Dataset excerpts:
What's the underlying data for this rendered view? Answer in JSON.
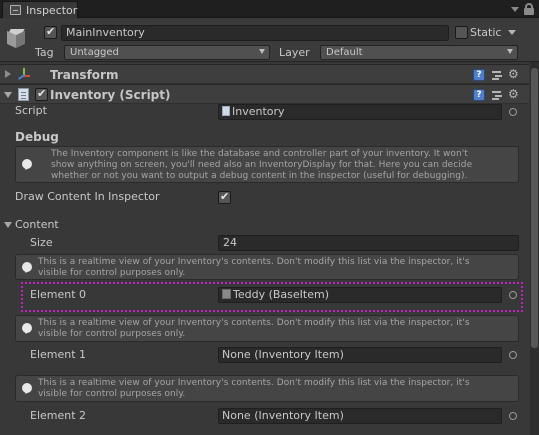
{
  "window": {
    "tab_title": "Inspector"
  },
  "header": {
    "object_name": "MainInventory",
    "active": true,
    "static_label": "Static",
    "tag_label": "Tag",
    "tag_value": "Untagged",
    "layer_label": "Layer",
    "layer_value": "Default"
  },
  "components": {
    "transform": {
      "title": "Transform"
    },
    "inventory": {
      "title": "Inventory (Script)",
      "enabled": true,
      "script_label": "Script",
      "script_value": "Inventory",
      "debug_heading": "Debug",
      "debug_help": [
        "The Inventory component is like the database and controller part of your inventory. It won't",
        "show anything on screen, you'll need also an InventoryDisplay for that. Here you can decide",
        "whether or not you want to output a debug content in the inspector (useful for debugging)."
      ],
      "draw_content_label": "Draw Content In Inspector",
      "draw_content_value": true,
      "content_label": "Content",
      "size_label": "Size",
      "size_value": "24",
      "element_help": [
        "This is a realtime view of your Inventory's contents. Don't modify this list via the inspector, it's",
        "visible for control purposes only."
      ],
      "elements": [
        {
          "label": "Element 0",
          "value": "Teddy (BaseItem)"
        },
        {
          "label": "Element 1",
          "value": "None (Inventory Item)"
        },
        {
          "label": "Element 2",
          "value": "None (Inventory Item)"
        }
      ]
    }
  },
  "colors": {
    "selection_outline": "#c020c0",
    "panel_bg": "#383838"
  }
}
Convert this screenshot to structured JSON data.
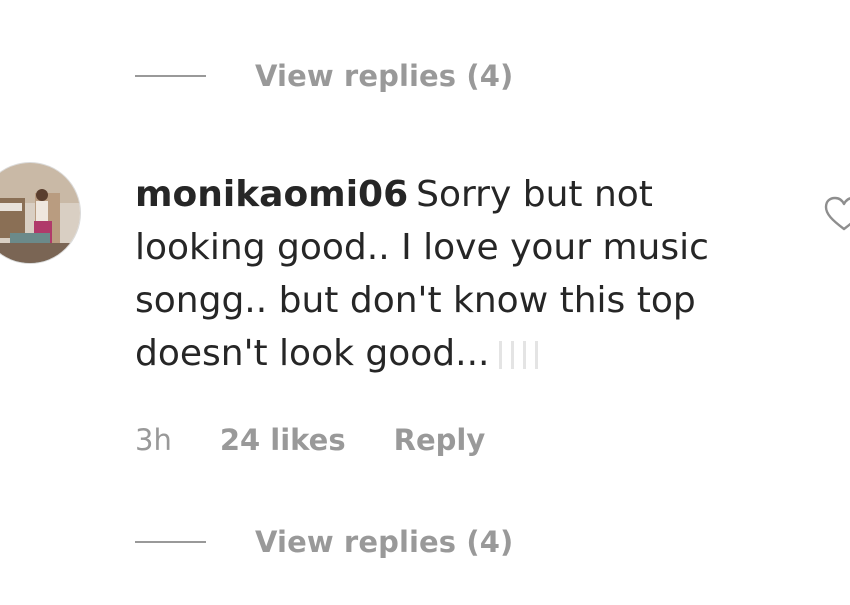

▶ Work to do:
Retype all entries exactly as they appear, dropping the images.

▶ The solution:
What's the underlying data for this rendered view? Answer in JSON.
{
  "window": {
    "tab_title": "Inspector"
  },
  "header": {
    "object_name": "MainInventory",
    "active": true,
    "static_label": "Static",
    "tag_label": "Tag",
    "tag_value": "Untagged",
    "layer_label": "Layer",
    "layer_value": "Default"
  },
  "components": {
    "transform": {
      "title": "Transform"
    },
    "inventory": {
      "title": "Inventory (Script)",
      "enabled": true,
      "script_label": "Script",
      "script_value": "Inventory",
      "debug_heading": "Debug",
      "debug_help": [
        "The Inventory component is like the database and controller part of your inventory. It won't",
        "show anything on screen, you'll need also an InventoryDisplay for that. Here you can decide",
        "whether or not you want to output a debug content in the inspector (useful for debugging)."
      ],
      "draw_content_label": "Draw Content In Inspector",
      "draw_content_value": true,
      "content_label": "Content",
      "size_label": "Size",
      "size_value": "24",
      "element_help": [
        "This is a realtime view of your Inventory's contents. Don't modify this list via the inspector, it's",
        "visible for control purposes only."
      ],
      "elements": [
        {
          "label": "Element 0",
          "value": "Teddy (BaseItem)"
        },
        {
          "label": "Element 1",
          "value": "None (Inventory Item)"
        },
        {
          "label": "Element 2",
          "value": "None (Inventory Item)"
        }
      ]
    }
  },
  "colors": {
    "selection_outline": "#c020c0",
    "panel_bg": "#383838"
  }
}
Convert this screenshot to structured JSON data.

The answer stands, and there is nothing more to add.